(Dataset entries for page text)

________________________

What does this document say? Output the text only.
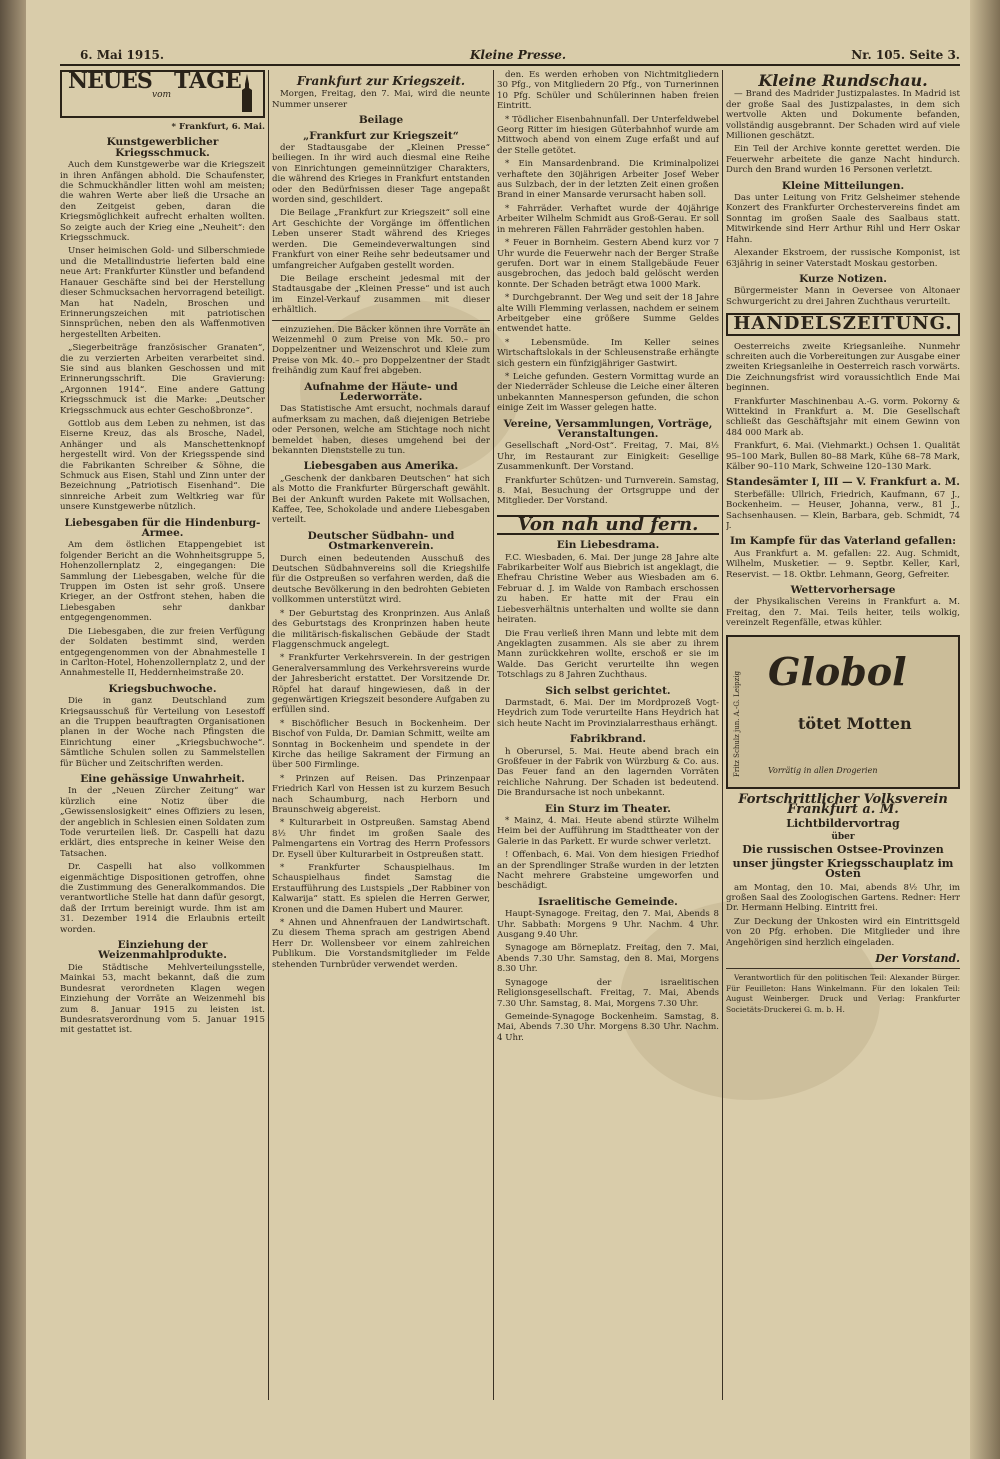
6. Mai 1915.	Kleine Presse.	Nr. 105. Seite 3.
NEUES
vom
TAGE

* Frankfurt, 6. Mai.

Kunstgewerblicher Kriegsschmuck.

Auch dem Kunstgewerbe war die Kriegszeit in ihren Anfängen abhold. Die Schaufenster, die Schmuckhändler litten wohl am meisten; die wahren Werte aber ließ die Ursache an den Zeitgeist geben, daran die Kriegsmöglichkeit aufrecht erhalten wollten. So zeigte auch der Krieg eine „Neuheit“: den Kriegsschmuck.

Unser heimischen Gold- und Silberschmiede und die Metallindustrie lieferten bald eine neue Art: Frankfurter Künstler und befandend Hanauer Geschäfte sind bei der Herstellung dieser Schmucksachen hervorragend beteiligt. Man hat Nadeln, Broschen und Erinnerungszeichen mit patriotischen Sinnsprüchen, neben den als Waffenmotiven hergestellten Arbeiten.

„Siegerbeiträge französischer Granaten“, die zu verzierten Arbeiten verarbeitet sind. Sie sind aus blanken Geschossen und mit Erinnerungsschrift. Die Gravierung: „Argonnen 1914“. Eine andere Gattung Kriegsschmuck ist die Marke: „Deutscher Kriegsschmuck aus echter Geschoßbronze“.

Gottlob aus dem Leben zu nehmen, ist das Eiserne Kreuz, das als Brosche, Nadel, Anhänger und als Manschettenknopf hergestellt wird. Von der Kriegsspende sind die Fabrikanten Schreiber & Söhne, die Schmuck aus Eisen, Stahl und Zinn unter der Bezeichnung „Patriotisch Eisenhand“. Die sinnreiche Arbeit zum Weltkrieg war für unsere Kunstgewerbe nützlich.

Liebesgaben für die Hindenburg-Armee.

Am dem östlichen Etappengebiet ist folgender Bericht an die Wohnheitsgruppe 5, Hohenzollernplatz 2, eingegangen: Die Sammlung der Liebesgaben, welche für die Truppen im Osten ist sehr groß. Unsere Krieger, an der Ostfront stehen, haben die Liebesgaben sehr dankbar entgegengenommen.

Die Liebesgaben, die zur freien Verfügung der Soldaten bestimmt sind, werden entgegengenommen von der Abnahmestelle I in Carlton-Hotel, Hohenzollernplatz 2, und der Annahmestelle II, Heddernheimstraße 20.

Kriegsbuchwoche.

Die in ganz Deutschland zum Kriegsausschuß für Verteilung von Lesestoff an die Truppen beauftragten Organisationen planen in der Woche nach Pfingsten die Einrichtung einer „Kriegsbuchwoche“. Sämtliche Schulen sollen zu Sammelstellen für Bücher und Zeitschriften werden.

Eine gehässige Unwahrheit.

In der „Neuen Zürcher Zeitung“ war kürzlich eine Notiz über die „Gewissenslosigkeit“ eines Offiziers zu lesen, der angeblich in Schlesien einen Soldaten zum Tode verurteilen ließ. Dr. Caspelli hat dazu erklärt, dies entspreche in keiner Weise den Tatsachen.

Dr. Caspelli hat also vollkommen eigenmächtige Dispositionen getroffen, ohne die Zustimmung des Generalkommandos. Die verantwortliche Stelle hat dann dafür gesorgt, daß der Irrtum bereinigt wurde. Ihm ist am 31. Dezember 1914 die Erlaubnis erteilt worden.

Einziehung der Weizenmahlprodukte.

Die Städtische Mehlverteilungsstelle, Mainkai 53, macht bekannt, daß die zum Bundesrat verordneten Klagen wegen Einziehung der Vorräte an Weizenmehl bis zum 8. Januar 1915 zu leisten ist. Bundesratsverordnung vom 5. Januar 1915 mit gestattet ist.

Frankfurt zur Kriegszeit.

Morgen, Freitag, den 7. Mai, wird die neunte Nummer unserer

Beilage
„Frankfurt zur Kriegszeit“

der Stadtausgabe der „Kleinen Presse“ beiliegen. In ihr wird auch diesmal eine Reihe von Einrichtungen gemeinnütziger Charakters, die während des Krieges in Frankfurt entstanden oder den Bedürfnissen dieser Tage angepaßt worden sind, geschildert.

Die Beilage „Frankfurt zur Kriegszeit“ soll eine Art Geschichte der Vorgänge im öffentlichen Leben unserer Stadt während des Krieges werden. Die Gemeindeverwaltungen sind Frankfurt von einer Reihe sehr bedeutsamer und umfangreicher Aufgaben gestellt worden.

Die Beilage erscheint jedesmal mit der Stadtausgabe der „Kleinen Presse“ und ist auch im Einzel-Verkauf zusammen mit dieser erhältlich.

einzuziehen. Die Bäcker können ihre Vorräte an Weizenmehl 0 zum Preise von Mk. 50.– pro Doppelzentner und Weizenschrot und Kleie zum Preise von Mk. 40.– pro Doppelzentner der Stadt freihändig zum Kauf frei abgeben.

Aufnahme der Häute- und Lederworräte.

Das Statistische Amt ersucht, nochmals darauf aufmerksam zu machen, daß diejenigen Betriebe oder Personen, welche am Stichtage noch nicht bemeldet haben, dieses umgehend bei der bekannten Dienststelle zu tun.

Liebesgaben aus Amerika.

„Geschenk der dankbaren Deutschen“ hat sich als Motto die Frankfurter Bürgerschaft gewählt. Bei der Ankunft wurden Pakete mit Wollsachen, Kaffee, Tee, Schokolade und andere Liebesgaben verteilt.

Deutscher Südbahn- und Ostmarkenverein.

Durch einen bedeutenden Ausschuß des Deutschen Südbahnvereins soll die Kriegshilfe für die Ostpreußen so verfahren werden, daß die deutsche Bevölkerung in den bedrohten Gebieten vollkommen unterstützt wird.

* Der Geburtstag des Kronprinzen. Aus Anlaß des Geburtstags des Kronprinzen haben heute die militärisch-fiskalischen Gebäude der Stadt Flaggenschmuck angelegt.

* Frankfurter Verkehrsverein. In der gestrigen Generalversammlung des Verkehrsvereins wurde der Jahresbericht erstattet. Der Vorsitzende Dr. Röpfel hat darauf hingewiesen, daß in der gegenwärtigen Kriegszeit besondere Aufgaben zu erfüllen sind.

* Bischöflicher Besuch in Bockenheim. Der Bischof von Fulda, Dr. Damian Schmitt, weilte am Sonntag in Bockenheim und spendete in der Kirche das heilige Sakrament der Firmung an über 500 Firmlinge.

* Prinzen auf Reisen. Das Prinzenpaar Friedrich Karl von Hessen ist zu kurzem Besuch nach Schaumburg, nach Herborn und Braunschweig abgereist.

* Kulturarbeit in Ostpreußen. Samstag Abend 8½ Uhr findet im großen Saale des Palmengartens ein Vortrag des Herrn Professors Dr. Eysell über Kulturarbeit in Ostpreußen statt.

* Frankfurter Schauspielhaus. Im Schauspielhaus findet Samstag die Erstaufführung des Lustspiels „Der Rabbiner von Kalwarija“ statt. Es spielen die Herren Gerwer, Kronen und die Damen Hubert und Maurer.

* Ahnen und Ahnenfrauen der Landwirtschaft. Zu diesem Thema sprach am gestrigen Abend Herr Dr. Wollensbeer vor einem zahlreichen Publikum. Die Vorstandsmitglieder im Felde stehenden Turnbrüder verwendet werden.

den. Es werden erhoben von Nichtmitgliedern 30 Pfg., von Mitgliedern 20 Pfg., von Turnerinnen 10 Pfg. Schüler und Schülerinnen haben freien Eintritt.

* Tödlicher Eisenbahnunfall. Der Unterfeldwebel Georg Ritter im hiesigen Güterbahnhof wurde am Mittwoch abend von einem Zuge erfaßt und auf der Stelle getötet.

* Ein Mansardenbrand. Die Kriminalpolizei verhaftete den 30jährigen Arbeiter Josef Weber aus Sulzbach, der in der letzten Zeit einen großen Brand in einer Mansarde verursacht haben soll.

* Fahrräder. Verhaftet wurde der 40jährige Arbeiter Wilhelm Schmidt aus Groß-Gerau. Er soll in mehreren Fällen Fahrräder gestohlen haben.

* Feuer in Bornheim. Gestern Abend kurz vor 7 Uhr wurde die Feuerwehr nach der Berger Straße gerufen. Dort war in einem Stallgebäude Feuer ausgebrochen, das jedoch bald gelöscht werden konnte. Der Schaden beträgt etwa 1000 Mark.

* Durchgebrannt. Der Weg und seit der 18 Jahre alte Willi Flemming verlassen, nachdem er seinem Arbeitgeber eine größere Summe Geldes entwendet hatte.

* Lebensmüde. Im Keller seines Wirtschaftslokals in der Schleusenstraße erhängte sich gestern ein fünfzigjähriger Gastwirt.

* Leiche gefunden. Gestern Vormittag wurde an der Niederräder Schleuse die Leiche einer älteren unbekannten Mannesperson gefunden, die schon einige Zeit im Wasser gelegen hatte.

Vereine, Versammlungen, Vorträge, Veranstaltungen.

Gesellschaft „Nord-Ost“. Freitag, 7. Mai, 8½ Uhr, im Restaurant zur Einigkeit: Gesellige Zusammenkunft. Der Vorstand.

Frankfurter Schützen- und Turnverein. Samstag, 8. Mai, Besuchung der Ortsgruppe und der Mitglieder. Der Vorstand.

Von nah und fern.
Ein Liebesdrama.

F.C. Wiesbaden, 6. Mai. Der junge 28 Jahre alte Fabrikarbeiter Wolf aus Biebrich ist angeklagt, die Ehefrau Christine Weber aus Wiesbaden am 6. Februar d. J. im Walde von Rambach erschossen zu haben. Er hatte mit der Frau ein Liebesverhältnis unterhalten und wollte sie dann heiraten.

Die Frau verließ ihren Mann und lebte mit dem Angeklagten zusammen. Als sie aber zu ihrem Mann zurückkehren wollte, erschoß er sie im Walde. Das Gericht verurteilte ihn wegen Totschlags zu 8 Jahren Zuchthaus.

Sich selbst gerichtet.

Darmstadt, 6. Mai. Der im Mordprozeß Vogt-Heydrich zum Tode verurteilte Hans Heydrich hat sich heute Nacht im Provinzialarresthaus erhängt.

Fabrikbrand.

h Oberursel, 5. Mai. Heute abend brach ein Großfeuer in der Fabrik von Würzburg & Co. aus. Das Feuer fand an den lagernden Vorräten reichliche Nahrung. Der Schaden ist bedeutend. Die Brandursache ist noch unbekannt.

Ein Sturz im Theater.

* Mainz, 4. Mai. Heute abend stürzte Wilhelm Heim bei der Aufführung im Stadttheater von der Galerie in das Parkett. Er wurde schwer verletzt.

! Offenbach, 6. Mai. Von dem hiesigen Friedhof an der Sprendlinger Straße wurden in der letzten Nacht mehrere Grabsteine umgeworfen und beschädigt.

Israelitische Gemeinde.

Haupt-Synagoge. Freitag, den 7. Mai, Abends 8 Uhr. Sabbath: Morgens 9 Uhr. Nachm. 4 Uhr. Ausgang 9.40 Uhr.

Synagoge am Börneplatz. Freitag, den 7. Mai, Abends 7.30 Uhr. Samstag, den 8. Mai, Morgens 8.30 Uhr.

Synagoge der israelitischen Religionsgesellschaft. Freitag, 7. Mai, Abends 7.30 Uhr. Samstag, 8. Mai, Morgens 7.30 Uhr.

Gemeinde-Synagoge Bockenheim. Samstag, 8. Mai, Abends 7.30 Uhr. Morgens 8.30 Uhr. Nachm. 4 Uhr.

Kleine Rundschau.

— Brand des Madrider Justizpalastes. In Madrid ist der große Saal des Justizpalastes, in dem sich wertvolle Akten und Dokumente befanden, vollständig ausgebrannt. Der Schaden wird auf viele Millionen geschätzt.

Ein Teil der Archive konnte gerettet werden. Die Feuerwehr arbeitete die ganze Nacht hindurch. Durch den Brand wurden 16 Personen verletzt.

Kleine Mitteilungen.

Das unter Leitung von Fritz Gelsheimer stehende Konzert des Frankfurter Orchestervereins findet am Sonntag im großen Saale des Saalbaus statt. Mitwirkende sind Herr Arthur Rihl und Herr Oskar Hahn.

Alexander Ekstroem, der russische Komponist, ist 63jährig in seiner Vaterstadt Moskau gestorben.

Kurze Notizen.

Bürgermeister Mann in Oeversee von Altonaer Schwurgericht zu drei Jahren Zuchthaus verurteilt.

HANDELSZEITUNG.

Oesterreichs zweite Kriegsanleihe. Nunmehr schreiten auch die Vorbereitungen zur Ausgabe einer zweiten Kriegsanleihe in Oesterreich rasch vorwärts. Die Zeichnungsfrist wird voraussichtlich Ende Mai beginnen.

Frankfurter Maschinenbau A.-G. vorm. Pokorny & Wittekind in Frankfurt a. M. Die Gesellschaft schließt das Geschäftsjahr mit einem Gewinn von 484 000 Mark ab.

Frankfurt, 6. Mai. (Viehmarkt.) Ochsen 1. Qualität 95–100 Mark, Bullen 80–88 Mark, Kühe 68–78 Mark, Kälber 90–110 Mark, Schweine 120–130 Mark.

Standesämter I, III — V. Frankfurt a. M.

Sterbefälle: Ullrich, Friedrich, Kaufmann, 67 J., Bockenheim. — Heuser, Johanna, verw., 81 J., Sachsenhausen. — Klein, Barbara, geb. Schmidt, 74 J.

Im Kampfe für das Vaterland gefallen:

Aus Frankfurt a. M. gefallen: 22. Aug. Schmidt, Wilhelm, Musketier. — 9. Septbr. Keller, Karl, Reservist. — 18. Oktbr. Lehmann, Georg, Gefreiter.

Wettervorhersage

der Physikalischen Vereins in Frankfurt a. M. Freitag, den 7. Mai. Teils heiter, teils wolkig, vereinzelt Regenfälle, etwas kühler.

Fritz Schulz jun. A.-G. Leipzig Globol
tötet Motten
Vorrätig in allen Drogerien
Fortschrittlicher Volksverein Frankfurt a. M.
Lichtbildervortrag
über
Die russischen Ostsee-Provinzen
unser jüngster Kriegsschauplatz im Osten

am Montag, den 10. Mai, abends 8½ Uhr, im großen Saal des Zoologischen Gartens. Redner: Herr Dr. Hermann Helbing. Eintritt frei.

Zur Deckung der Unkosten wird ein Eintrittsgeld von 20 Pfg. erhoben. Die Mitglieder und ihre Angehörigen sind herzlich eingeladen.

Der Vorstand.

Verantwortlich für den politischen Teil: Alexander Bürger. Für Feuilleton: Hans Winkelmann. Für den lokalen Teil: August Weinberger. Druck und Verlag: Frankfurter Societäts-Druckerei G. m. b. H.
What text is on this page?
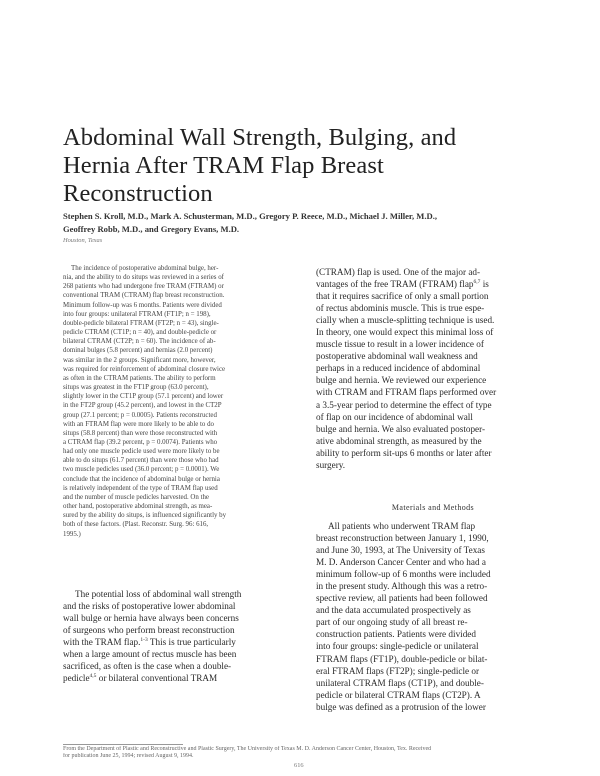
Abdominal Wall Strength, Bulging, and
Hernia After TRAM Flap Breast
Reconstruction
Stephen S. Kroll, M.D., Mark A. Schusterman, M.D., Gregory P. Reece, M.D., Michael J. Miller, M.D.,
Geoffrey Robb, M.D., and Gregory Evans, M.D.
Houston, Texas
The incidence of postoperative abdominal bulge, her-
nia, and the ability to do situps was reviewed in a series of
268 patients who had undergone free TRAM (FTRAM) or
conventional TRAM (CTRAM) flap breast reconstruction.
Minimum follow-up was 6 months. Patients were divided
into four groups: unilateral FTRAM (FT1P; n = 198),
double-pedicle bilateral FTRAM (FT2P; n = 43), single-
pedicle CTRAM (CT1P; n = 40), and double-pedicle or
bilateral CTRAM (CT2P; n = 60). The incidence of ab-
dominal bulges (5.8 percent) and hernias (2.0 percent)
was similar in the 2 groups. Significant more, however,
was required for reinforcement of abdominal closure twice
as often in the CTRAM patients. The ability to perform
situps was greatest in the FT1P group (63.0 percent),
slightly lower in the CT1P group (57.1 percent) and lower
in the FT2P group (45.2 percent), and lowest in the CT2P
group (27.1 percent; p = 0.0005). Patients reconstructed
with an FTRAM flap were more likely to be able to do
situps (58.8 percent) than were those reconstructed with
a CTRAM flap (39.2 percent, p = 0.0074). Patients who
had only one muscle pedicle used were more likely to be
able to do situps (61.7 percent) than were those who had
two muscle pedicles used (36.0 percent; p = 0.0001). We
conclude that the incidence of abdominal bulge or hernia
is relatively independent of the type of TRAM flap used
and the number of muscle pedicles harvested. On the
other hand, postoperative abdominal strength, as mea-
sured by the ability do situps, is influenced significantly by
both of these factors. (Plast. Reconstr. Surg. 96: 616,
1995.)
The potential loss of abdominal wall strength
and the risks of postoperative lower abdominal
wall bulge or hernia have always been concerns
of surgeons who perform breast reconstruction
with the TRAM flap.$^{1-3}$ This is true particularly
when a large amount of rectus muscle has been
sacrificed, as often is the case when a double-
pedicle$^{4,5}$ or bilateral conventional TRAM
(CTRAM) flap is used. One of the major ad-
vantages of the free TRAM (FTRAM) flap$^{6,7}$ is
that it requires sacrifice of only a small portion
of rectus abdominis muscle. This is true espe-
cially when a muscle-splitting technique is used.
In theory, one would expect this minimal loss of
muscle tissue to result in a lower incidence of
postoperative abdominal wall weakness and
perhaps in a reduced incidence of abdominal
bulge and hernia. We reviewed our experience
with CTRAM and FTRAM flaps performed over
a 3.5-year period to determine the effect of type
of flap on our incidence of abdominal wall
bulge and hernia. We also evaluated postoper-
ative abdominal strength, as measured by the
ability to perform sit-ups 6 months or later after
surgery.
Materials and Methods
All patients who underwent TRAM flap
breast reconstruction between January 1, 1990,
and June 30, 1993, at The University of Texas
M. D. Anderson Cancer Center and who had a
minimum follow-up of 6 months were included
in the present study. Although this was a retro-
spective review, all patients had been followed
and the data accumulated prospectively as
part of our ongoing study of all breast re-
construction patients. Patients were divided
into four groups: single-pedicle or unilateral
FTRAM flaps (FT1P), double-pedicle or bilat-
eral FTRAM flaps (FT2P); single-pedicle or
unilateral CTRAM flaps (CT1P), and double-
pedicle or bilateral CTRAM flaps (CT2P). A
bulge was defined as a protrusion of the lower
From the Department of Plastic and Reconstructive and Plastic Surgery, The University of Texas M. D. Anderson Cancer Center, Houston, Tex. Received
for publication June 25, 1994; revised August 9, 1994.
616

________________________

What to do
When a line in the records above contains the word "Alexander", copy it.

Response to this exercise
Alexander Ekstroem, der russische Komponist, ist 63jährig in seiner Vaterstadt Moskau gestorben.
Verantwortlich für den politischen Teil: Alexander Bürger. Für Feuilleton: Hans Winkelmann. Für den lokalen Teil: August Weinberger. Druck und Verlag: Frankfurter Societäts-Druckerei G. m. b. H.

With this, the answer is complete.